Below is a block of records: output all of them exactly and leave out the pictures.

Data excerpts:
________

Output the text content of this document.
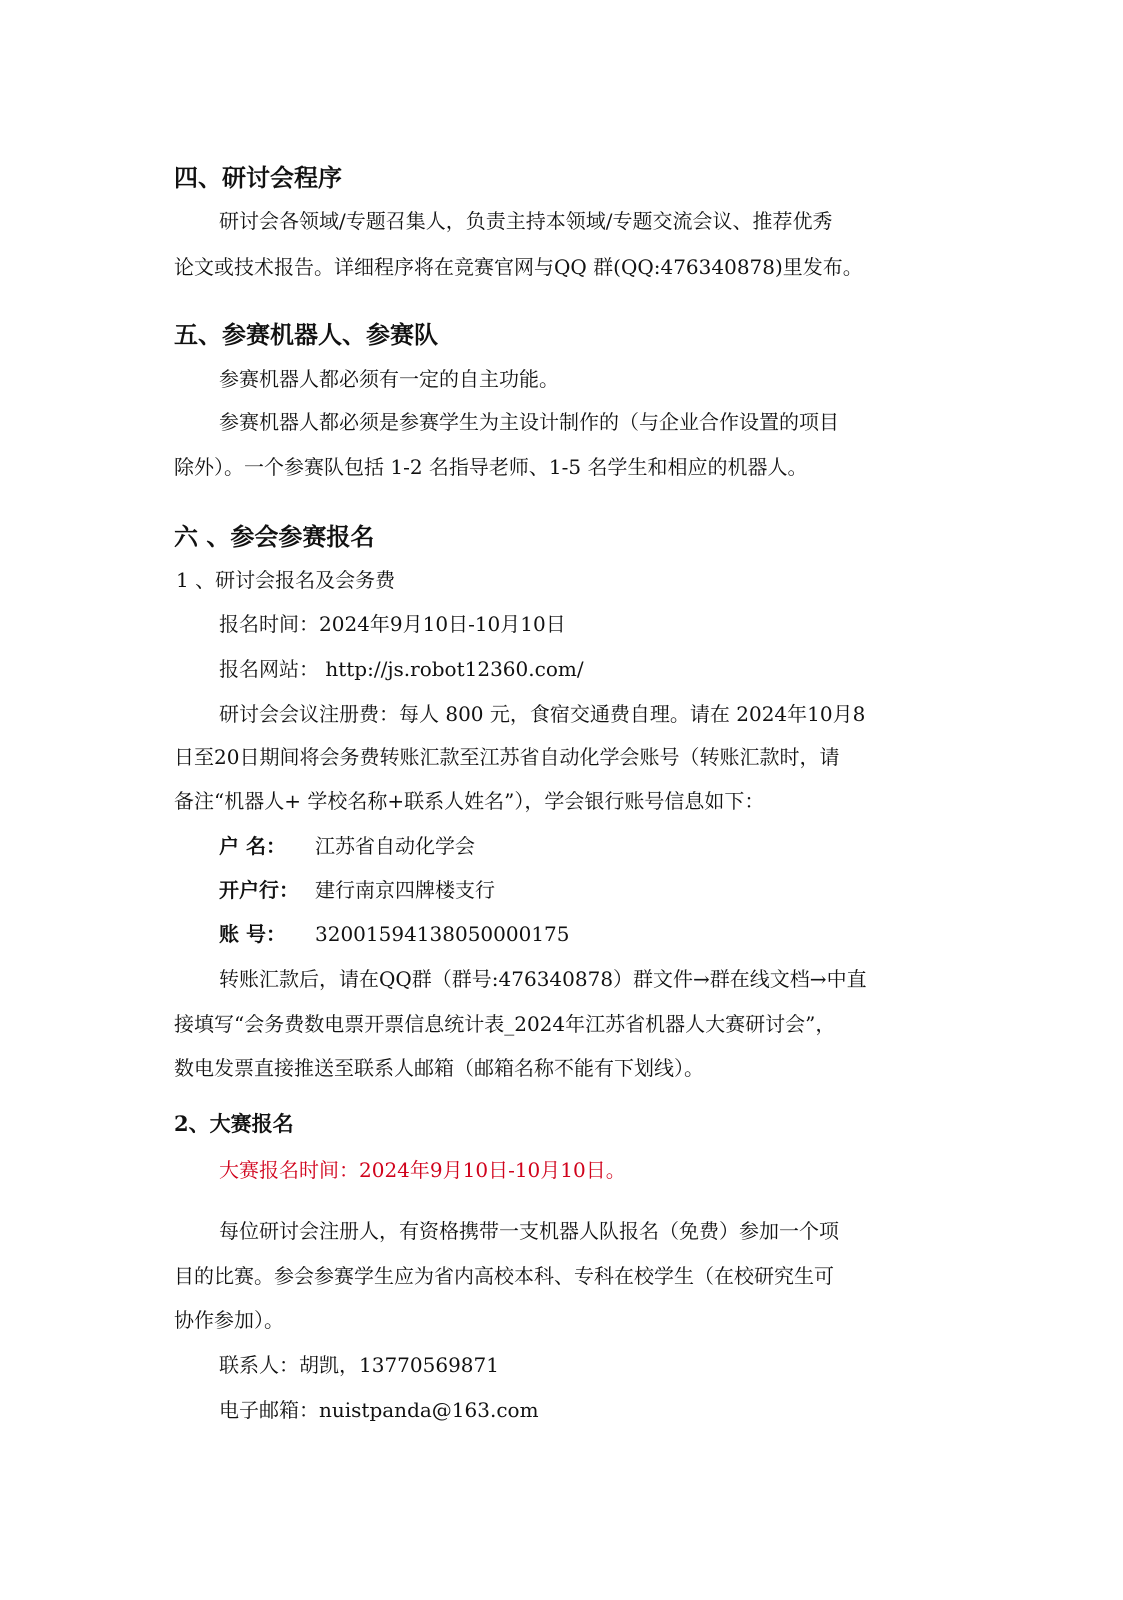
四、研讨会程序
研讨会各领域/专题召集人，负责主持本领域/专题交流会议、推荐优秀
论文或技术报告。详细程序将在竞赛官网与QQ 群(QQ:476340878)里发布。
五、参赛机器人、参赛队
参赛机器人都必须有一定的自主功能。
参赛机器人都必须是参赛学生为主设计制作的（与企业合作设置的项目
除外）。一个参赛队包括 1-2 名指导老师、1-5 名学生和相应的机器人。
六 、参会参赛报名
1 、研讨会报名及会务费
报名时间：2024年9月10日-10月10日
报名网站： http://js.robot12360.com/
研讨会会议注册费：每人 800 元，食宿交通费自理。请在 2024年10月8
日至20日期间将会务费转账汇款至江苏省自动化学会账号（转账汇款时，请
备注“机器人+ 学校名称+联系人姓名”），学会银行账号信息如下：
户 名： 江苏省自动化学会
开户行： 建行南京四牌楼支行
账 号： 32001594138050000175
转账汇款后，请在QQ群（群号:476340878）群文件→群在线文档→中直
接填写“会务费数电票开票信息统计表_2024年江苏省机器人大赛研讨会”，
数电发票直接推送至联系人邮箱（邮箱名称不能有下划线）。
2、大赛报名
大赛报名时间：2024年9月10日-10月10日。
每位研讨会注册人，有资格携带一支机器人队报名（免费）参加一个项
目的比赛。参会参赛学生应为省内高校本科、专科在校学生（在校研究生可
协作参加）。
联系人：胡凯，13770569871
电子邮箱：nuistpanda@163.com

________

▶ [Task answer]
Output the text content of this document.
四、研讨会程序
研讨会各领域/专题召集人，负责主持本领域/专题交流会议、推荐优秀
论文或技术报告。详细程序将在竞赛官网与QQ 群(QQ:476340878)里发布。
五、参赛机器人、参赛队
参赛机器人都必须有一定的自主功能。
参赛机器人都必须是参赛学生为主设计制作的（与企业合作设置的项目
除外）。一个参赛队包括 1-2 名指导老师、1-5 名学生和相应的机器人。
六 、参会参赛报名
1 、研讨会报名及会务费
报名时间：2024年9月10日-10月10日
报名网站： http://js.robot12360.com/
研讨会会议注册费：每人 800 元，食宿交通费自理。请在 2024年10月8
日至20日期间将会务费转账汇款至江苏省自动化学会账号（转账汇款时，请
备注“机器人+ 学校名称+联系人姓名”），学会银行账号信息如下：
户 名： 江苏省自动化学会
开户行： 建行南京四牌楼支行
账 号： 32001594138050000175
转账汇款后，请在QQ群（群号:476340878）群文件→群在线文档→中直
接填写“会务费数电票开票信息统计表_2024年江苏省机器人大赛研讨会”，
数电发票直接推送至联系人邮箱（邮箱名称不能有下划线）。
2、大赛报名
大赛报名时间：2024年9月10日-10月10日。
每位研讨会注册人，有资格携带一支机器人队报名（免费）参加一个项
目的比赛。参会参赛学生应为省内高校本科、专科在校学生（在校研究生可
协作参加）。
联系人：胡凯，13770569871
电子邮箱：nuistpanda@163.com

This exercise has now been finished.